-- Exercise brief --
Leave out the pictures and copy every record exactly.
╭──
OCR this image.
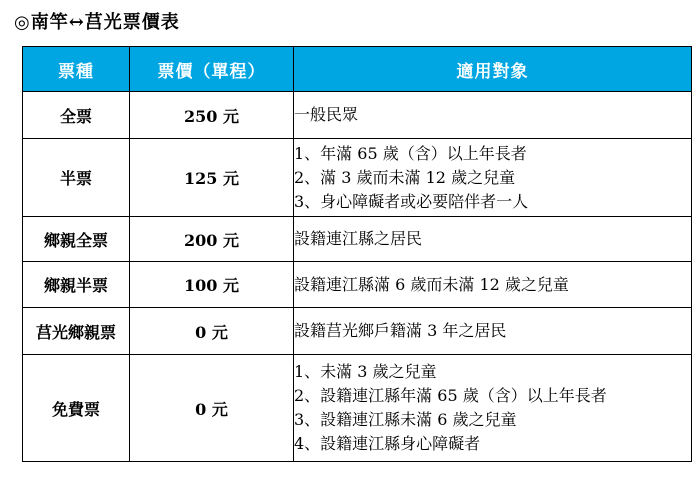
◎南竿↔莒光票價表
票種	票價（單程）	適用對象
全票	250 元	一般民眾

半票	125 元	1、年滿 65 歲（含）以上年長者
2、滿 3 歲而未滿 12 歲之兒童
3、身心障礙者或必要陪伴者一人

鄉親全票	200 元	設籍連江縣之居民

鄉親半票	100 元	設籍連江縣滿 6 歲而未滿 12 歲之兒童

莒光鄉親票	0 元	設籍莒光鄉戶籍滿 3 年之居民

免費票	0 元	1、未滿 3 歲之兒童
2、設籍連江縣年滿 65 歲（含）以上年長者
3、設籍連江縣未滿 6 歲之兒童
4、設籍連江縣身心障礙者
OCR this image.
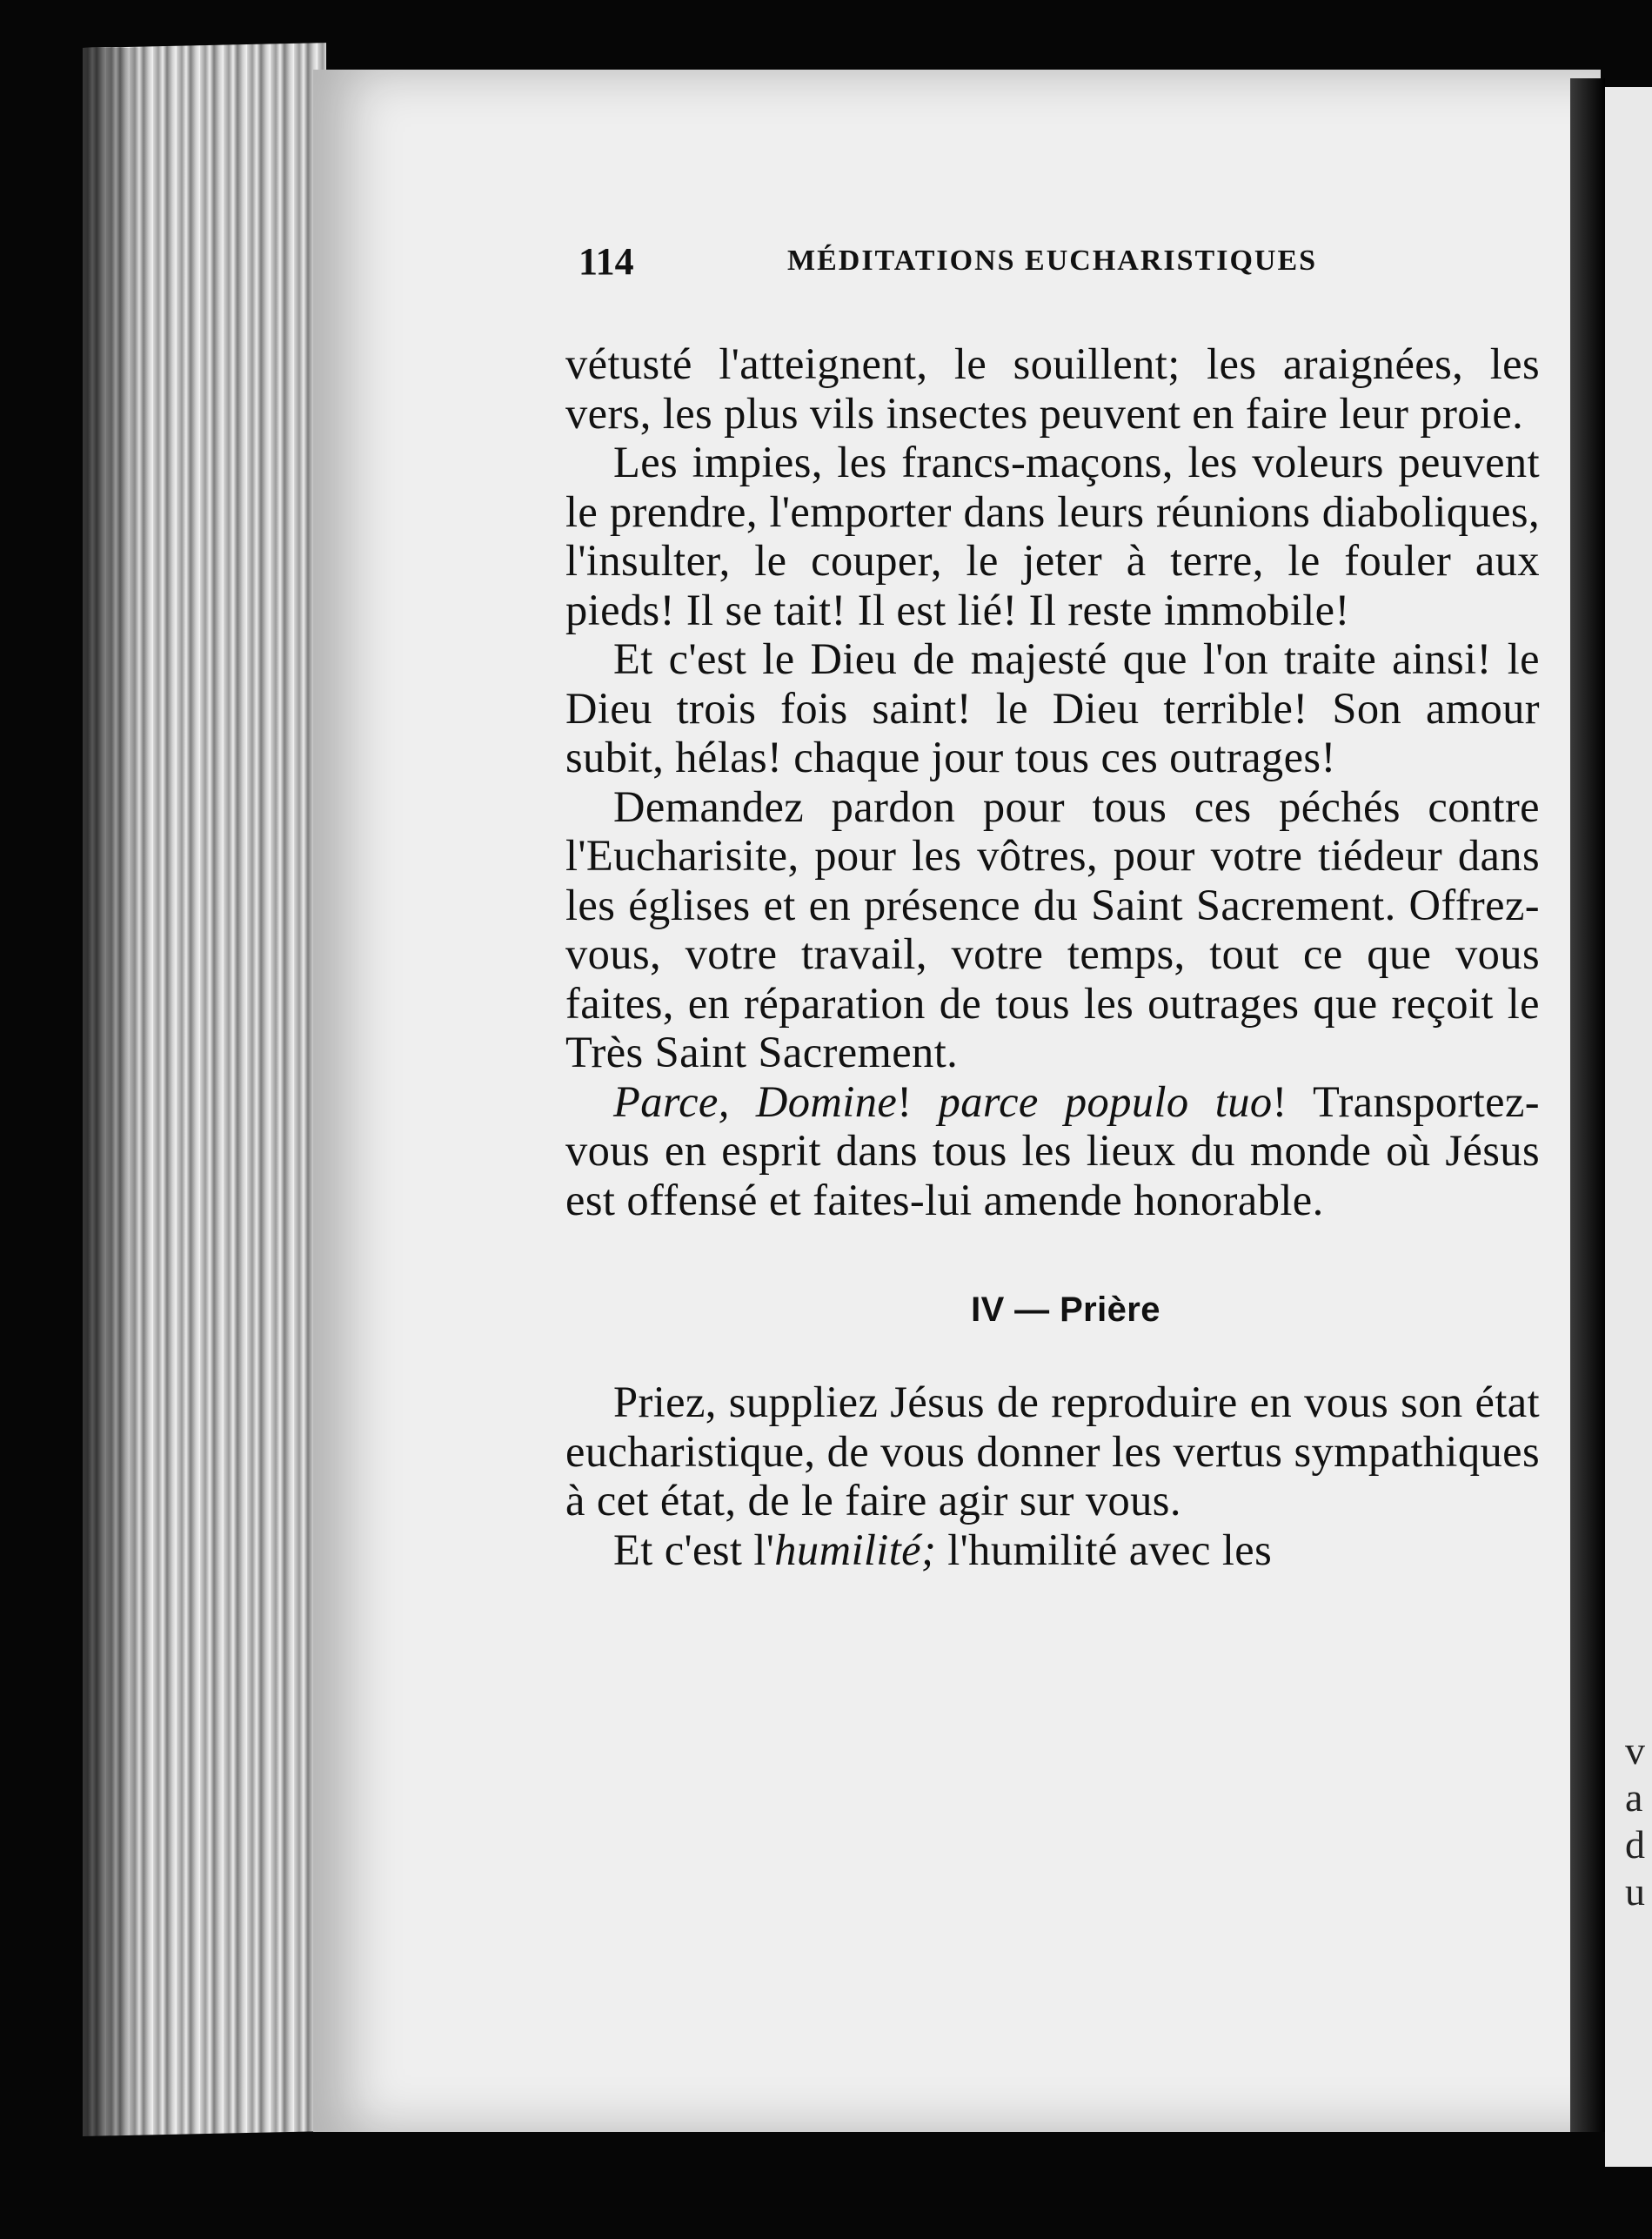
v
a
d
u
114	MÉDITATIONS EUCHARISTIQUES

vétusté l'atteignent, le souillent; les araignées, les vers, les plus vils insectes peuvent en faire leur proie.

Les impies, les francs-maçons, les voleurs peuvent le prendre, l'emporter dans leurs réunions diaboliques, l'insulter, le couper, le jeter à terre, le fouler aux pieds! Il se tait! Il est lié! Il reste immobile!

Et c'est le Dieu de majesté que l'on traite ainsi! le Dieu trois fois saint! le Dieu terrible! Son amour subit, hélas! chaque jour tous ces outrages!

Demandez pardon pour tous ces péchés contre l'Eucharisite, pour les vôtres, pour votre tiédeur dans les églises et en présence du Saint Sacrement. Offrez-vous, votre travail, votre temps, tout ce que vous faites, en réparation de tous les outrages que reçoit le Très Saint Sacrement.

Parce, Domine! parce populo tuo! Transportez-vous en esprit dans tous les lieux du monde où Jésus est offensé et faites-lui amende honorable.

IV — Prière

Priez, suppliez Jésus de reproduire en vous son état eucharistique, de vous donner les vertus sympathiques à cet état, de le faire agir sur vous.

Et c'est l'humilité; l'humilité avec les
╰──
-- The completed task --
OCR this image.
◎南竿↔莒光票價表
票種	票價（單程）	適用對象
全票	250 元	一般民眾

半票	125 元	1、年滿 65 歲（含）以上年長者
2、滿 3 歲而未滿 12 歲之兒童
3、身心障礙者或必要陪伴者一人

鄉親全票	200 元	設籍連江縣之居民

鄉親半票	100 元	設籍連江縣滿 6 歲而未滿 12 歲之兒童

莒光鄉親票	0 元	設籍莒光鄉戶籍滿 3 年之居民

免費票	0 元	1、未滿 3 歲之兒童
2、設籍連江縣年滿 65 歲（含）以上年長者
3、設籍連江縣未滿 6 歲之兒童
4、設籍連江縣身心障礙者
OCR this image.
v
a
d
u
114	MÉDITATIONS EUCHARISTIQUES

vétusté l'atteignent, le souillent; les araignées, les vers, les plus vils insectes peuvent en faire leur proie.

Les impies, les francs-maçons, les voleurs peuvent le prendre, l'emporter dans leurs réunions diaboliques, l'insulter, le couper, le jeter à terre, le fouler aux pieds! Il se tait! Il est lié! Il reste immobile!

Et c'est le Dieu de majesté que l'on traite ainsi! le Dieu trois fois saint! le Dieu terrible! Son amour subit, hélas! chaque jour tous ces outrages!

Demandez pardon pour tous ces péchés contre l'Eucharisite, pour les vôtres, pour votre tiédeur dans les églises et en présence du Saint Sacrement. Offrez-vous, votre travail, votre temps, tout ce que vous faites, en réparation de tous les outrages que reçoit le Très Saint Sacrement.

Parce, Domine! parce populo tuo! Transportez-vous en esprit dans tous les lieux du monde où Jésus est offensé et faites-lui amende honorable.

IV — Prière

Priez, suppliez Jésus de reproduire en vous son état eucharistique, de vous donner les vertus sympathiques à cet état, de le faire agir sur vous.

Et c'est l'humilité; l'humilité avec les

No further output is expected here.